§ MATERIAL
|---|

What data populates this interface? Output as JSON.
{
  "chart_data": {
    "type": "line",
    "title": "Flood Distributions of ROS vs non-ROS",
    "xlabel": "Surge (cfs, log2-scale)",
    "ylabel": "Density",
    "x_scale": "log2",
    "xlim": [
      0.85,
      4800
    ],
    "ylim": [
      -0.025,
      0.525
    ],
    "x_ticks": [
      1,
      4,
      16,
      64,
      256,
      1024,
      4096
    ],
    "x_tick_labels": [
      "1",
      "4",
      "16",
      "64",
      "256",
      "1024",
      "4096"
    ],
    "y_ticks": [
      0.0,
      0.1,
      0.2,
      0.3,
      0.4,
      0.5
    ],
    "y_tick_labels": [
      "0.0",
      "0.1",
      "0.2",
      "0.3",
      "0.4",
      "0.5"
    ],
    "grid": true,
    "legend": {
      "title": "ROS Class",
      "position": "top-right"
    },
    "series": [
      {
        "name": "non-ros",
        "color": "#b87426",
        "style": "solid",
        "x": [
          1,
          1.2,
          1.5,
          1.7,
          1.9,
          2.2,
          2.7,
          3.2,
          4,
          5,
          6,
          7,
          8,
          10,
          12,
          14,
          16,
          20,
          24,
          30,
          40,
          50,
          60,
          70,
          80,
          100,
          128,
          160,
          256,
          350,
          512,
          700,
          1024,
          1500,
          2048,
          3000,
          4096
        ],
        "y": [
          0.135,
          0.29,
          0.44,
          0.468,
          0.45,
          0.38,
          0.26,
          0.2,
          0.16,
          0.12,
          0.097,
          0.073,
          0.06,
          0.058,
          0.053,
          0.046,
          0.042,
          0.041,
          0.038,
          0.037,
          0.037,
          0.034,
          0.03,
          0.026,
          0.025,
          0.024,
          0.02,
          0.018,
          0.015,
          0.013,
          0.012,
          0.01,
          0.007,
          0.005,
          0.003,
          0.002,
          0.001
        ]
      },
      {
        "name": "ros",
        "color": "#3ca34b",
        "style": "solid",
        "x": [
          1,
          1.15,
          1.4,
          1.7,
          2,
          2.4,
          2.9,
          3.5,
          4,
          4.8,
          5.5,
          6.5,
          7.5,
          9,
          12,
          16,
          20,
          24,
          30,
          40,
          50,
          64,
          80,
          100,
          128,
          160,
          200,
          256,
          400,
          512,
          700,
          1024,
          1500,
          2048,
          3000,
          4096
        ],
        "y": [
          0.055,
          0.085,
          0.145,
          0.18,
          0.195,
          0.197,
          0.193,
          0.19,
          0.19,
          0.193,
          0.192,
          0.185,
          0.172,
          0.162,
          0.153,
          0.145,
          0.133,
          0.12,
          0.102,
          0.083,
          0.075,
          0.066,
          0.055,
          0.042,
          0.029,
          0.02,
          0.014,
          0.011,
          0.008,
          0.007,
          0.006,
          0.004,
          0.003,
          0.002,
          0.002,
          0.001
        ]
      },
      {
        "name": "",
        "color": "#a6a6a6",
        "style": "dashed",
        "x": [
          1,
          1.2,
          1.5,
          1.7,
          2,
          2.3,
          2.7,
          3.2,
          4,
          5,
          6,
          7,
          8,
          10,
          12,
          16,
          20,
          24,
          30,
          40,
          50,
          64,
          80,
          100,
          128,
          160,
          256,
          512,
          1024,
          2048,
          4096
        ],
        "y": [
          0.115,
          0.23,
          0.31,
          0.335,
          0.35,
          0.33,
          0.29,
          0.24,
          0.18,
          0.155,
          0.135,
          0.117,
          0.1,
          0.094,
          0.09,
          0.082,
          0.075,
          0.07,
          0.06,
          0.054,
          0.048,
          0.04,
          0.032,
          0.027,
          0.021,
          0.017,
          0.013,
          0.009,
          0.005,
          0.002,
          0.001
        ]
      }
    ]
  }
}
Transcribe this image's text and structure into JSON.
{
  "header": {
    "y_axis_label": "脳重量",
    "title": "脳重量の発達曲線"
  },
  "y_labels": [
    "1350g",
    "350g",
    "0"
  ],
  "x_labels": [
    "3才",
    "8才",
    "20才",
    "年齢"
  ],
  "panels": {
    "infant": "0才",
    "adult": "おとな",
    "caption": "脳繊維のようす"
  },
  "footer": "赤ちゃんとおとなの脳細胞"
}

|---|

§ SET EXERCISE
Copy the entries above exactly, leaving none out.

§ WORKED SOLUTION
What data populates this interface? Output as JSON.
{
  "chart_data": {
    "type": "line",
    "title": "Flood Distributions of ROS vs non-ROS",
    "xlabel": "Surge (cfs, log2-scale)",
    "ylabel": "Density",
    "x_scale": "log2",
    "xlim": [
      0.85,
      4800
    ],
    "ylim": [
      -0.025,
      0.525
    ],
    "x_ticks": [
      1,
      4,
      16,
      64,
      256,
      1024,
      4096
    ],
    "x_tick_labels": [
      "1",
      "4",
      "16",
      "64",
      "256",
      "1024",
      "4096"
    ],
    "y_ticks": [
      0.0,
      0.1,
      0.2,
      0.3,
      0.4,
      0.5
    ],
    "y_tick_labels": [
      "0.0",
      "0.1",
      "0.2",
      "0.3",
      "0.4",
      "0.5"
    ],
    "grid": true,
    "legend": {
      "title": "ROS Class",
      "position": "top-right"
    },
    "series": [
      {
        "name": "non-ros",
        "color": "#b87426",
        "style": "solid",
        "x": [
          1,
          1.2,
          1.5,
          1.7,
          1.9,
          2.2,
          2.7,
          3.2,
          4,
          5,
          6,
          7,
          8,
          10,
          12,
          14,
          16,
          20,
          24,
          30,
          40,
          50,
          60,
          70,
          80,
          100,
          128,
          160,
          256,
          350,
          512,
          700,
          1024,
          1500,
          2048,
          3000,
          4096
        ],
        "y": [
          0.135,
          0.29,
          0.44,
          0.468,
          0.45,
          0.38,
          0.26,
          0.2,
          0.16,
          0.12,
          0.097,
          0.073,
          0.06,
          0.058,
          0.053,
          0.046,
          0.042,
          0.041,
          0.038,
          0.037,
          0.037,
          0.034,
          0.03,
          0.026,
          0.025,
          0.024,
          0.02,
          0.018,
          0.015,
          0.013,
          0.012,
          0.01,
          0.007,
          0.005,
          0.003,
          0.002,
          0.001
        ]
      },
      {
        "name": "ros",
        "color": "#3ca34b",
        "style": "solid",
        "x": [
          1,
          1.15,
          1.4,
          1.7,
          2,
          2.4,
          2.9,
          3.5,
          4,
          4.8,
          5.5,
          6.5,
          7.5,
          9,
          12,
          16,
          20,
          24,
          30,
          40,
          50,
          64,
          80,
          100,
          128,
          160,
          200,
          256,
          400,
          512,
          700,
          1024,
          1500,
          2048,
          3000,
          4096
        ],
        "y": [
          0.055,
          0.085,
          0.145,
          0.18,
          0.195,
          0.197,
          0.193,
          0.19,
          0.19,
          0.193,
          0.192,
          0.185,
          0.172,
          0.162,
          0.153,
          0.145,
          0.133,
          0.12,
          0.102,
          0.083,
          0.075,
          0.066,
          0.055,
          0.042,
          0.029,
          0.02,
          0.014,
          0.011,
          0.008,
          0.007,
          0.006,
          0.004,
          0.003,
          0.002,
          0.002,
          0.001
        ]
      },
      {
        "name": "",
        "color": "#a6a6a6",
        "style": "dashed",
        "x": [
          1,
          1.2,
          1.5,
          1.7,
          2,
          2.3,
          2.7,
          3.2,
          4,
          5,
          6,
          7,
          8,
          10,
          12,
          16,
          20,
          24,
          30,
          40,
          50,
          64,
          80,
          100,
          128,
          160,
          256,
          512,
          1024,
          2048,
          4096
        ],
        "y": [
          0.115,
          0.23,
          0.31,
          0.335,
          0.35,
          0.33,
          0.29,
          0.24,
          0.18,
          0.155,
          0.135,
          0.117,
          0.1,
          0.094,
          0.09,
          0.082,
          0.075,
          0.07,
          0.06,
          0.054,
          0.048,
          0.04,
          0.032,
          0.027,
          0.021,
          0.017,
          0.013,
          0.009,
          0.005,
          0.002,
          0.001
        ]
      }
    ]
  }
}
Transcribe this image's text and structure into JSON.
{
  "header": {
    "y_axis_label": "脳重量",
    "title": "脳重量の発達曲線"
  },
  "y_labels": [
    "1350g",
    "350g",
    "0"
  ],
  "x_labels": [
    "3才",
    "8才",
    "20才",
    "年齢"
  ],
  "panels": {
    "infant": "0才",
    "adult": "おとな",
    "caption": "脳繊維のようす"
  },
  "footer": "赤ちゃんとおとなの脳細胞"
}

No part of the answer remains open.